◆ DATA FOR THIS TASK ◆
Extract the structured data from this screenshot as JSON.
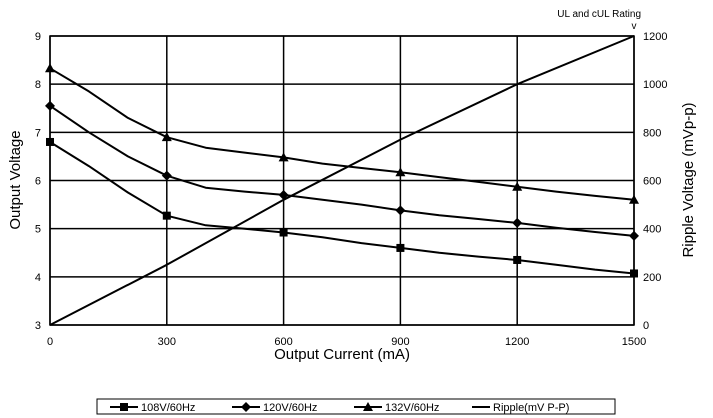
{
  "chart_data": {
    "type": "line",
    "title": "",
    "xlabel": "Output Current (mA)",
    "ylabel": "Output Voltage",
    "y2label": "Ripple Voltage (mVp-p)",
    "xlim": [
      0,
      1500
    ],
    "ylim": [
      3,
      9
    ],
    "y2lim": [
      0,
      1200
    ],
    "xticks": [
      0,
      300,
      600,
      900,
      1200,
      1500
    ],
    "yticks": [
      3,
      4,
      5,
      6,
      7,
      8,
      9
    ],
    "y2ticks": [
      0,
      200,
      400,
      600,
      800,
      1000,
      1200
    ],
    "grid": true,
    "legend_position": "bottom",
    "annotation": {
      "text": "UL and cUL Rating",
      "marker": "v"
    },
    "series": [
      {
        "name": "108V/60Hz",
        "axis": "left",
        "marker": "square",
        "x": [
          0,
          100,
          200,
          300,
          400,
          500,
          600,
          700,
          800,
          900,
          1000,
          1100,
          1200,
          1300,
          1400,
          1500
        ],
        "values": [
          6.8,
          6.3,
          5.75,
          5.27,
          5.07,
          5.0,
          4.92,
          4.82,
          4.7,
          4.6,
          4.5,
          4.42,
          4.35,
          4.25,
          4.15,
          4.07
        ],
        "marker_indices": [
          0,
          3,
          6,
          9,
          12,
          15
        ]
      },
      {
        "name": "120V/60Hz",
        "axis": "left",
        "marker": "diamond",
        "x": [
          0,
          100,
          200,
          300,
          400,
          500,
          600,
          700,
          800,
          900,
          1000,
          1100,
          1200,
          1300,
          1400,
          1500
        ],
        "values": [
          7.55,
          7.0,
          6.5,
          6.1,
          5.85,
          5.77,
          5.7,
          5.6,
          5.5,
          5.38,
          5.28,
          5.2,
          5.12,
          5.02,
          4.93,
          4.85
        ],
        "marker_indices": [
          0,
          3,
          6,
          9,
          12,
          15
        ]
      },
      {
        "name": "132V/60Hz",
        "axis": "left",
        "marker": "triangle",
        "x": [
          0,
          100,
          200,
          300,
          400,
          500,
          600,
          700,
          800,
          900,
          1000,
          1100,
          1200,
          1300,
          1400,
          1500
        ],
        "values": [
          8.33,
          7.85,
          7.3,
          6.9,
          6.68,
          6.58,
          6.48,
          6.35,
          6.26,
          6.17,
          6.07,
          5.97,
          5.87,
          5.77,
          5.68,
          5.6
        ],
        "marker_indices": [
          0,
          3,
          6,
          9,
          12,
          15
        ]
      },
      {
        "name": "Ripple(mV P-P)",
        "axis": "right",
        "marker": "none",
        "x": [
          0,
          300,
          600,
          900,
          1200,
          1500
        ],
        "values": [
          0,
          250,
          520,
          770,
          1000,
          1200
        ],
        "marker_indices": []
      }
    ]
  },
  "colors": {
    "line": "#000000",
    "background": "#ffffff"
  }
}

◆ REQUIRED WORK ◆
Pictures stay out; repeat all the rest of the records exactly.

◆ FINISHED TASK ◆
Extract the structured data from this screenshot as JSON.
{
  "chart_data": {
    "type": "line",
    "title": "",
    "xlabel": "Output Current (mA)",
    "ylabel": "Output Voltage",
    "y2label": "Ripple Voltage (mVp-p)",
    "xlim": [
      0,
      1500
    ],
    "ylim": [
      3,
      9
    ],
    "y2lim": [
      0,
      1200
    ],
    "xticks": [
      0,
      300,
      600,
      900,
      1200,
      1500
    ],
    "yticks": [
      3,
      4,
      5,
      6,
      7,
      8,
      9
    ],
    "y2ticks": [
      0,
      200,
      400,
      600,
      800,
      1000,
      1200
    ],
    "grid": true,
    "legend_position": "bottom",
    "annotation": {
      "text": "UL and cUL Rating",
      "marker": "v"
    },
    "series": [
      {
        "name": "108V/60Hz",
        "axis": "left",
        "marker": "square",
        "x": [
          0,
          100,
          200,
          300,
          400,
          500,
          600,
          700,
          800,
          900,
          1000,
          1100,
          1200,
          1300,
          1400,
          1500
        ],
        "values": [
          6.8,
          6.3,
          5.75,
          5.27,
          5.07,
          5.0,
          4.92,
          4.82,
          4.7,
          4.6,
          4.5,
          4.42,
          4.35,
          4.25,
          4.15,
          4.07
        ],
        "marker_indices": [
          0,
          3,
          6,
          9,
          12,
          15
        ]
      },
      {
        "name": "120V/60Hz",
        "axis": "left",
        "marker": "diamond",
        "x": [
          0,
          100,
          200,
          300,
          400,
          500,
          600,
          700,
          800,
          900,
          1000,
          1100,
          1200,
          1300,
          1400,
          1500
        ],
        "values": [
          7.55,
          7.0,
          6.5,
          6.1,
          5.85,
          5.77,
          5.7,
          5.6,
          5.5,
          5.38,
          5.28,
          5.2,
          5.12,
          5.02,
          4.93,
          4.85
        ],
        "marker_indices": [
          0,
          3,
          6,
          9,
          12,
          15
        ]
      },
      {
        "name": "132V/60Hz",
        "axis": "left",
        "marker": "triangle",
        "x": [
          0,
          100,
          200,
          300,
          400,
          500,
          600,
          700,
          800,
          900,
          1000,
          1100,
          1200,
          1300,
          1400,
          1500
        ],
        "values": [
          8.33,
          7.85,
          7.3,
          6.9,
          6.68,
          6.58,
          6.48,
          6.35,
          6.26,
          6.17,
          6.07,
          5.97,
          5.87,
          5.77,
          5.68,
          5.6
        ],
        "marker_indices": [
          0,
          3,
          6,
          9,
          12,
          15
        ]
      },
      {
        "name": "Ripple(mV P-P)",
        "axis": "right",
        "marker": "none",
        "x": [
          0,
          300,
          600,
          900,
          1200,
          1500
        ],
        "values": [
          0,
          250,
          520,
          770,
          1000,
          1200
        ],
        "marker_indices": []
      }
    ]
  },
  "colors": {
    "line": "#000000",
    "background": "#ffffff"
  }
}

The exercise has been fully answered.